> Set problem:
Search the records below for the word "trabaje". Pull out each line that has it.

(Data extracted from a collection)
# # # # #

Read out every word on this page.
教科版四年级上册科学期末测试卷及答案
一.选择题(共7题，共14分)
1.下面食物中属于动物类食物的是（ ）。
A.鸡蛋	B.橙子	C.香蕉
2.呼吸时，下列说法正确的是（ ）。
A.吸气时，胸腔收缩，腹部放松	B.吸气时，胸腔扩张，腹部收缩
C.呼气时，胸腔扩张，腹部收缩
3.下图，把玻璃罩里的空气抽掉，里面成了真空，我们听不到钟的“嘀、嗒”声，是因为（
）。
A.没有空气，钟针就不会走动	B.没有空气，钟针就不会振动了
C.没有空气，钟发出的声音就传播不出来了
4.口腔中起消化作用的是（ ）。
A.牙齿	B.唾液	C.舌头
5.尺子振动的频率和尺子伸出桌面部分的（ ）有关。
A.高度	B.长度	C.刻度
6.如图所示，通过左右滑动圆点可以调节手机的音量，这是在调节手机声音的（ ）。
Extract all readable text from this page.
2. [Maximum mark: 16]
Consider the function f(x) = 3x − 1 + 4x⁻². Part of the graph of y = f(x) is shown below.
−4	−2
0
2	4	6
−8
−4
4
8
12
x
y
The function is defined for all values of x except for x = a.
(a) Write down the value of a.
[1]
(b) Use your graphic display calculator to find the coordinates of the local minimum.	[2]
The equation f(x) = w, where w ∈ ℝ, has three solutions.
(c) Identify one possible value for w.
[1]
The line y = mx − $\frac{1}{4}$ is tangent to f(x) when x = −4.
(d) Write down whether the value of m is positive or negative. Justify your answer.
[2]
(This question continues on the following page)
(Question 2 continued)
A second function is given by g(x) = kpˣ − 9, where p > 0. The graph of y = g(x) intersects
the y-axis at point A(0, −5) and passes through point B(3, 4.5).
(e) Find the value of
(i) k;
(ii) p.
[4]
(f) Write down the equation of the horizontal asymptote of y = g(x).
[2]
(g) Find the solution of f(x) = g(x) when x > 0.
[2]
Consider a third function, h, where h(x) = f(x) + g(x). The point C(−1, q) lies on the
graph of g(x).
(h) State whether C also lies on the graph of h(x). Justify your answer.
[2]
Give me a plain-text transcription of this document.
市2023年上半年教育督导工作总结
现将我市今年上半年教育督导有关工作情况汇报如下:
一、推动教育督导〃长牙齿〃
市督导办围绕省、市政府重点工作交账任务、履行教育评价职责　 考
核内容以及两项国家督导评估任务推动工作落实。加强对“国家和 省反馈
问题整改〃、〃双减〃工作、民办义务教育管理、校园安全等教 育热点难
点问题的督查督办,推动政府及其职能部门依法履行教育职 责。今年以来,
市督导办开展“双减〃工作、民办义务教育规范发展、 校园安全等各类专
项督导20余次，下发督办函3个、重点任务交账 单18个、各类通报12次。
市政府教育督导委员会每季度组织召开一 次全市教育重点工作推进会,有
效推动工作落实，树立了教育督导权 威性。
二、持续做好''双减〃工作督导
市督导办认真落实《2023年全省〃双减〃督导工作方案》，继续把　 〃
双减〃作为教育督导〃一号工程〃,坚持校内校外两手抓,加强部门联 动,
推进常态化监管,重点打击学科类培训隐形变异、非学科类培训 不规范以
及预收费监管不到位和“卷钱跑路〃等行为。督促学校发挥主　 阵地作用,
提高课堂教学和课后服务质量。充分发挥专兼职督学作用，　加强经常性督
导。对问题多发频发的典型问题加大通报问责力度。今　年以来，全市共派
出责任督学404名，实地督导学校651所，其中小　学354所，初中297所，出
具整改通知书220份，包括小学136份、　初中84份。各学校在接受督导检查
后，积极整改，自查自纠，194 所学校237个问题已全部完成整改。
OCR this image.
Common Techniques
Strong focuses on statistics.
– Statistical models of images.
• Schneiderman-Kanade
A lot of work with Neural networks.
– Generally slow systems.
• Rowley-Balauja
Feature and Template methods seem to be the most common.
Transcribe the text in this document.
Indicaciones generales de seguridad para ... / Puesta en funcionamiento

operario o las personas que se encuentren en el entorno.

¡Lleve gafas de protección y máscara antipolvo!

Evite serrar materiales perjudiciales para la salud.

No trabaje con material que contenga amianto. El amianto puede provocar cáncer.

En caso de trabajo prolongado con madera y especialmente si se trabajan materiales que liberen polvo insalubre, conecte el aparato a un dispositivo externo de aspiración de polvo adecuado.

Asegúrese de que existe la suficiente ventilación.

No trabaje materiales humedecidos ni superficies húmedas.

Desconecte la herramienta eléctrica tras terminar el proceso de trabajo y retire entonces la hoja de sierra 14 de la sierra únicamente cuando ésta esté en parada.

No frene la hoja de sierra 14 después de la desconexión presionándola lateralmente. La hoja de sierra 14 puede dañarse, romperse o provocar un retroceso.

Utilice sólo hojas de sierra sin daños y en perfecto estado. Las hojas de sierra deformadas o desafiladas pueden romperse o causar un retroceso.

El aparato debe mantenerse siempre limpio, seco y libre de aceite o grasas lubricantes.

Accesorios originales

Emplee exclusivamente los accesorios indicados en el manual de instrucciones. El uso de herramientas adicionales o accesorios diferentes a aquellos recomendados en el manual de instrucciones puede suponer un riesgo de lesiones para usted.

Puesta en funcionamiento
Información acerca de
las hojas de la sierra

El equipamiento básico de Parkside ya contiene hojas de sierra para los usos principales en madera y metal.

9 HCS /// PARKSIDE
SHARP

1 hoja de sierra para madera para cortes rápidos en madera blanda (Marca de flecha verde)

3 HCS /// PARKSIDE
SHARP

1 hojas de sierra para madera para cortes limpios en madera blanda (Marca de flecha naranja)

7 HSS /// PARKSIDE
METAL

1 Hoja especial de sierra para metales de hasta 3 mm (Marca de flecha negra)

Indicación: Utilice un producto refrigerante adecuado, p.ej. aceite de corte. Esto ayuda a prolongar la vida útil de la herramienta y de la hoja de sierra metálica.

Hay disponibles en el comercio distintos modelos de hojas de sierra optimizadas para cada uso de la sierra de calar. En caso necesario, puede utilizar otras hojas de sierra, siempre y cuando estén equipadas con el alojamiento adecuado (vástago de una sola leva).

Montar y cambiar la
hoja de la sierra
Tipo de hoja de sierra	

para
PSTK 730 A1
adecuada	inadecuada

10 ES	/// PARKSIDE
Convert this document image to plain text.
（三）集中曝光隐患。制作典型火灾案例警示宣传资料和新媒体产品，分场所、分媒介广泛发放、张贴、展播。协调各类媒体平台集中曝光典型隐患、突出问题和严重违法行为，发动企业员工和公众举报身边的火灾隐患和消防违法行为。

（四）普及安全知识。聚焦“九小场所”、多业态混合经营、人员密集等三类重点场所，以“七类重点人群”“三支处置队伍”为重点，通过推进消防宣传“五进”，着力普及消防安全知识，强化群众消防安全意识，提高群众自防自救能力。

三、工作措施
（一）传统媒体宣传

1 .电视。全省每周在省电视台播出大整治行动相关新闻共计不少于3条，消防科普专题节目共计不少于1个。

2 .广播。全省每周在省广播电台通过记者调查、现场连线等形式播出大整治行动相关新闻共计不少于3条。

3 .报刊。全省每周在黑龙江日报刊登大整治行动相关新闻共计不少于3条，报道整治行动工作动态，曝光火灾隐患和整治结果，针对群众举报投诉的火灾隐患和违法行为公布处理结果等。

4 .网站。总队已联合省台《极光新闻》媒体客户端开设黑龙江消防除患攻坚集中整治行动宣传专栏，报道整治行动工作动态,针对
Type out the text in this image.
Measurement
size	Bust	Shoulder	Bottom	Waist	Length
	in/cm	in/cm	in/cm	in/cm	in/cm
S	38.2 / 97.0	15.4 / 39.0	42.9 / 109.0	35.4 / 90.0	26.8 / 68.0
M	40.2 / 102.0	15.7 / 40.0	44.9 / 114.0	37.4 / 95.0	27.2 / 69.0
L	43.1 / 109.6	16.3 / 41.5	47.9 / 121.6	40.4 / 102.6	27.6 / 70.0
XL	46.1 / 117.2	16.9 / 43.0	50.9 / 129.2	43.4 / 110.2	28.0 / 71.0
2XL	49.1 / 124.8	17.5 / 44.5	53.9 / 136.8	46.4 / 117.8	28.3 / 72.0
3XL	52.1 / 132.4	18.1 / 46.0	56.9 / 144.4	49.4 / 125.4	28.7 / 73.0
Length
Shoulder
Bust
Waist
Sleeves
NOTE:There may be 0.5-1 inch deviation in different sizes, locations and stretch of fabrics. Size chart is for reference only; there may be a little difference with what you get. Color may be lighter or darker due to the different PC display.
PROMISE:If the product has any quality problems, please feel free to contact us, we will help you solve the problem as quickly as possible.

# # # # #

> Solution for this task:
No trabaje con material que contenga amianto. El amianto puede provocar cáncer.
No trabaje materiales humedecidos ni superficies húmedas.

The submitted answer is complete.